Transcribe all of the records word for word, but omit the pictures.

** BEGIN Extracted entries **

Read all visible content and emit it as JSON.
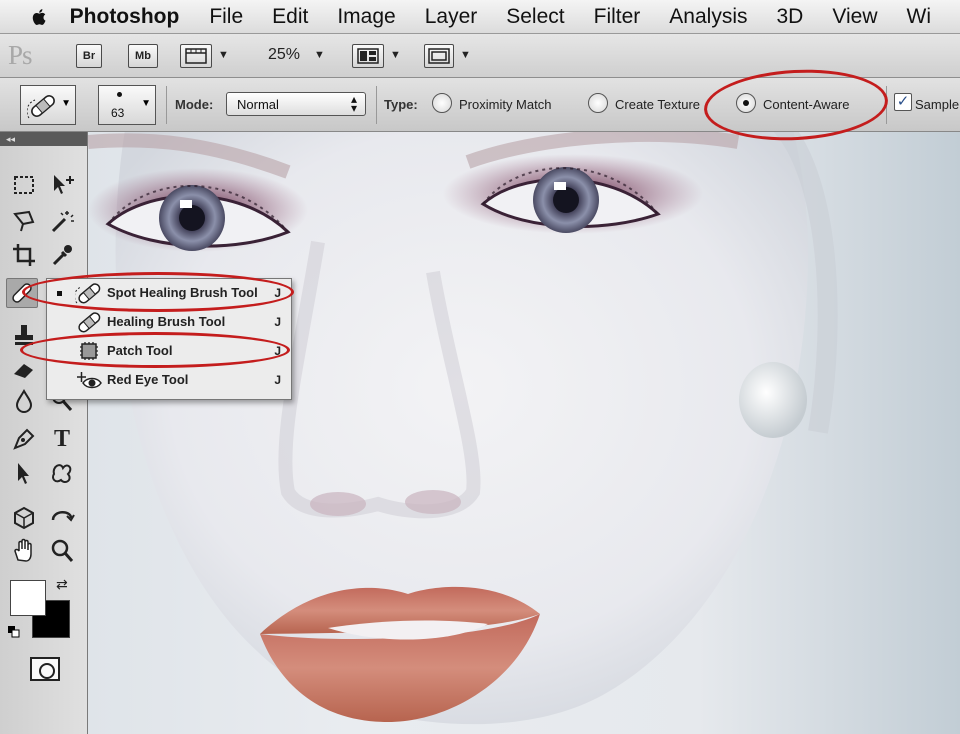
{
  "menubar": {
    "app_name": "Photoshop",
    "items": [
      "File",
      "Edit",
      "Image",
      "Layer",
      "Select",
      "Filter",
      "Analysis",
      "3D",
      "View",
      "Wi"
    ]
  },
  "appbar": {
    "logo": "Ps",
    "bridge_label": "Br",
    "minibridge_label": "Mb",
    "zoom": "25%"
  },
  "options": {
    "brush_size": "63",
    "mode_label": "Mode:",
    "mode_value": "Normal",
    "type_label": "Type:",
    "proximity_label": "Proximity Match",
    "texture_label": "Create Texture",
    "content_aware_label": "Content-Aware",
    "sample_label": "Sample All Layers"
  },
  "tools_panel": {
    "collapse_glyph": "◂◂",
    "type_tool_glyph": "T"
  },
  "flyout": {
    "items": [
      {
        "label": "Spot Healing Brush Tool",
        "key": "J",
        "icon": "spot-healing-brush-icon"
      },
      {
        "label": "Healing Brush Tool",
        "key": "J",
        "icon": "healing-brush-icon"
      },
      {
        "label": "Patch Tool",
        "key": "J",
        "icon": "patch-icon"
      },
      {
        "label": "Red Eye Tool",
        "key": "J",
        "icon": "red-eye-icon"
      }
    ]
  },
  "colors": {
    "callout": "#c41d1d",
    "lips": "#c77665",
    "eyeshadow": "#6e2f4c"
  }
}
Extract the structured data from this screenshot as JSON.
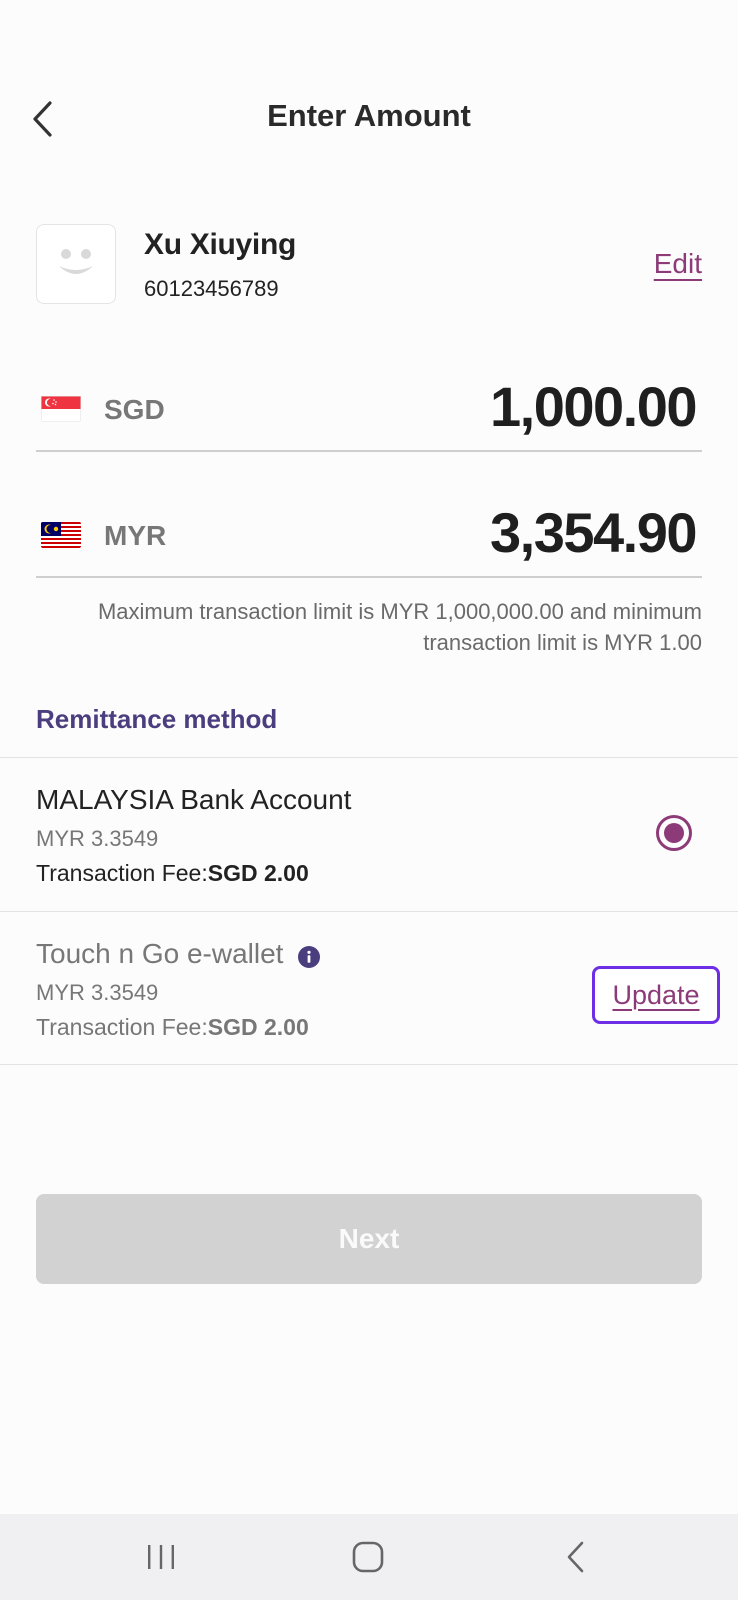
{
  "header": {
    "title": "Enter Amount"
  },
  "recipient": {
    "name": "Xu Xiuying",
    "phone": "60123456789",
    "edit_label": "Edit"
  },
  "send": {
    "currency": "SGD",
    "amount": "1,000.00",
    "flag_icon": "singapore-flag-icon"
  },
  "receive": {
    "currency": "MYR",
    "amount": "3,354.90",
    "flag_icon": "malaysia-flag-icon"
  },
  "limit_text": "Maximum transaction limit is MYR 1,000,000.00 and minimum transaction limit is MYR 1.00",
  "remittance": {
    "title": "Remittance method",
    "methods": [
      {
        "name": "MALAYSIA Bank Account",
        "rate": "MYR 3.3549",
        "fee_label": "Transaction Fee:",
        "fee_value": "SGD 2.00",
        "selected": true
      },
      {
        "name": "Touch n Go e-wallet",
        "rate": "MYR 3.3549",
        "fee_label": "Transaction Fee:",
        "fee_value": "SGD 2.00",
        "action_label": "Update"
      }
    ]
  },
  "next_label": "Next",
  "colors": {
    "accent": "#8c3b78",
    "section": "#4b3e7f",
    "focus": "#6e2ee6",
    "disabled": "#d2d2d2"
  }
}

** END Extracted entries **

Reply to the exercise:
Read all visible content and emit it as JSON.
{
  "menubar": {
    "app_name": "Photoshop",
    "items": [
      "File",
      "Edit",
      "Image",
      "Layer",
      "Select",
      "Filter",
      "Analysis",
      "3D",
      "View",
      "Wi"
    ]
  },
  "appbar": {
    "logo": "Ps",
    "bridge_label": "Br",
    "minibridge_label": "Mb",
    "zoom": "25%"
  },
  "options": {
    "brush_size": "63",
    "mode_label": "Mode:",
    "mode_value": "Normal",
    "type_label": "Type:",
    "proximity_label": "Proximity Match",
    "texture_label": "Create Texture",
    "content_aware_label": "Content-Aware",
    "sample_label": "Sample All Layers"
  },
  "tools_panel": {
    "collapse_glyph": "◂◂",
    "type_tool_glyph": "T"
  },
  "flyout": {
    "items": [
      {
        "label": "Spot Healing Brush Tool",
        "key": "J",
        "icon": "spot-healing-brush-icon"
      },
      {
        "label": "Healing Brush Tool",
        "key": "J",
        "icon": "healing-brush-icon"
      },
      {
        "label": "Patch Tool",
        "key": "J",
        "icon": "patch-icon"
      },
      {
        "label": "Red Eye Tool",
        "key": "J",
        "icon": "red-eye-icon"
      }
    ]
  },
  "colors": {
    "callout": "#c41d1d",
    "lips": "#c77665",
    "eyeshadow": "#6e2f4c"
  }
}
Extract the structured data from this screenshot as JSON.
{
  "header": {
    "title": "Enter Amount"
  },
  "recipient": {
    "name": "Xu Xiuying",
    "phone": "60123456789",
    "edit_label": "Edit"
  },
  "send": {
    "currency": "SGD",
    "amount": "1,000.00",
    "flag_icon": "singapore-flag-icon"
  },
  "receive": {
    "currency": "MYR",
    "amount": "3,354.90",
    "flag_icon": "malaysia-flag-icon"
  },
  "limit_text": "Maximum transaction limit is MYR 1,000,000.00 and minimum transaction limit is MYR 1.00",
  "remittance": {
    "title": "Remittance method",
    "methods": [
      {
        "name": "MALAYSIA Bank Account",
        "rate": "MYR 3.3549",
        "fee_label": "Transaction Fee:",
        "fee_value": "SGD 2.00",
        "selected": true
      },
      {
        "name": "Touch n Go e-wallet",
        "rate": "MYR 3.3549",
        "fee_label": "Transaction Fee:",
        "fee_value": "SGD 2.00",
        "action_label": "Update"
      }
    ]
  },
  "next_label": "Next",
  "colors": {
    "accent": "#8c3b78",
    "section": "#4b3e7f",
    "focus": "#6e2ee6",
    "disabled": "#d2d2d2"
  }
}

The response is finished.